▸ **EXERCISE PROMPT**:
From the listing that follows, extract every line and set it down unaltered.

(Raw records)
....

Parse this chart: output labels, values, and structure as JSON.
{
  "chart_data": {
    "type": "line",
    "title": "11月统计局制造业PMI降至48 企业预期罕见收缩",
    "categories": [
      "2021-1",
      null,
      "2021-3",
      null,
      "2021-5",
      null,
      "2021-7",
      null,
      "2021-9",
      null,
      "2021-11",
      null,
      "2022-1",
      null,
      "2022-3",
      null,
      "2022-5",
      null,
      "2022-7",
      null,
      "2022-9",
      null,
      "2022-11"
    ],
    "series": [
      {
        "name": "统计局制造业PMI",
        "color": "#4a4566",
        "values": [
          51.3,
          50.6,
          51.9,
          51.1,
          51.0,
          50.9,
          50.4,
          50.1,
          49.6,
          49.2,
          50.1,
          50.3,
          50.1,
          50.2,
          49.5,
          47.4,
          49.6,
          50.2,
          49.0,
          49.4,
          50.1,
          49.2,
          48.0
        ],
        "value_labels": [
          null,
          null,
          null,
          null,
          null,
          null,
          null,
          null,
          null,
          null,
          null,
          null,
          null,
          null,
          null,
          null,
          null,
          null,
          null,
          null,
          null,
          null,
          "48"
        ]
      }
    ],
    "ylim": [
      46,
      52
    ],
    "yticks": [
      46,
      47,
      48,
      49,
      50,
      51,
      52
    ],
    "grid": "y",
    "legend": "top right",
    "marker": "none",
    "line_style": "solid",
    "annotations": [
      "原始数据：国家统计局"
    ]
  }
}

....

▸ **EXERCISE OUTPUT**:
Parse this chart: output labels, values, and structure as JSON.
{
  "chart_data": {
    "type": "line",
    "title": "11月统计局制造业PMI降至48 企业预期罕见收缩",
    "categories": [
      "2021-1",
      null,
      "2021-3",
      null,
      "2021-5",
      null,
      "2021-7",
      null,
      "2021-9",
      null,
      "2021-11",
      null,
      "2022-1",
      null,
      "2022-3",
      null,
      "2022-5",
      null,
      "2022-7",
      null,
      "2022-9",
      null,
      "2022-11"
    ],
    "series": [
      {
        "name": "统计局制造业PMI",
        "color": "#4a4566",
        "values": [
          51.3,
          50.6,
          51.9,
          51.1,
          51.0,
          50.9,
          50.4,
          50.1,
          49.6,
          49.2,
          50.1,
          50.3,
          50.1,
          50.2,
          49.5,
          47.4,
          49.6,
          50.2,
          49.0,
          49.4,
          50.1,
          49.2,
          48.0
        ],
        "value_labels": [
          null,
          null,
          null,
          null,
          null,
          null,
          null,
          null,
          null,
          null,
          null,
          null,
          null,
          null,
          null,
          null,
          null,
          null,
          null,
          null,
          null,
          null,
          "48"
        ]
      }
    ],
    "ylim": [
      46,
      52
    ],
    "yticks": [
      46,
      47,
      48,
      49,
      50,
      51,
      52
    ],
    "grid": "y",
    "legend": "top right",
    "marker": "none",
    "line_style": "solid",
    "annotations": [
      "原始数据：国家统计局"
    ]
  }
}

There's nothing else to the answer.